>>>
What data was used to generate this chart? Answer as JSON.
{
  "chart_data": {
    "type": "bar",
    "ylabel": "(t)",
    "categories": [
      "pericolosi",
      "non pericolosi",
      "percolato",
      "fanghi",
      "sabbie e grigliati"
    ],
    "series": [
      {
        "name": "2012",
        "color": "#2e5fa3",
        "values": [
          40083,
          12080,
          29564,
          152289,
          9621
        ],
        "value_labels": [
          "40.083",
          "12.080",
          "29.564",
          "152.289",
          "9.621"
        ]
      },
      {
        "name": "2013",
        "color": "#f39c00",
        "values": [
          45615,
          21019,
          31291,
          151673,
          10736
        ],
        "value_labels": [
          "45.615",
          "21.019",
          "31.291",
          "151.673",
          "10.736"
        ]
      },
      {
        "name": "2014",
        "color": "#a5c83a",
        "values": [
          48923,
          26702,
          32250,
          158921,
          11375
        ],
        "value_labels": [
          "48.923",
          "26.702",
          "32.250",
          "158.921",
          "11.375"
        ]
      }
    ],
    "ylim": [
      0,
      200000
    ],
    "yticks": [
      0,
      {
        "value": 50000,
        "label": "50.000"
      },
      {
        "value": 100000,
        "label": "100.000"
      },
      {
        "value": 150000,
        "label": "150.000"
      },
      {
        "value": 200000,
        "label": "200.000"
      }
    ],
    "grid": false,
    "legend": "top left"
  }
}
<<<
■ Requirement ■
Reproduce the full listing above, character for character.

■ Result of the exercise ■
What data was used to generate this chart? Answer as JSON.
{
  "chart_data": {
    "type": "bar",
    "ylabel": "(t)",
    "categories": [
      "pericolosi",
      "non pericolosi",
      "percolato",
      "fanghi",
      "sabbie e grigliati"
    ],
    "series": [
      {
        "name": "2012",
        "color": "#2e5fa3",
        "values": [
          40083,
          12080,
          29564,
          152289,
          9621
        ],
        "value_labels": [
          "40.083",
          "12.080",
          "29.564",
          "152.289",
          "9.621"
        ]
      },
      {
        "name": "2013",
        "color": "#f39c00",
        "values": [
          45615,
          21019,
          31291,
          151673,
          10736
        ],
        "value_labels": [
          "45.615",
          "21.019",
          "31.291",
          "151.673",
          "10.736"
        ]
      },
      {
        "name": "2014",
        "color": "#a5c83a",
        "values": [
          48923,
          26702,
          32250,
          158921,
          11375
        ],
        "value_labels": [
          "48.923",
          "26.702",
          "32.250",
          "158.921",
          "11.375"
        ]
      }
    ],
    "ylim": [
      0,
      200000
    ],
    "yticks": [
      0,
      {
        "value": 50000,
        "label": "50.000"
      },
      {
        "value": 100000,
        "label": "100.000"
      },
      {
        "value": 150000,
        "label": "150.000"
      },
      {
        "value": 200000,
        "label": "200.000"
      }
    ],
    "grid": false,
    "legend": "top left"
  }
}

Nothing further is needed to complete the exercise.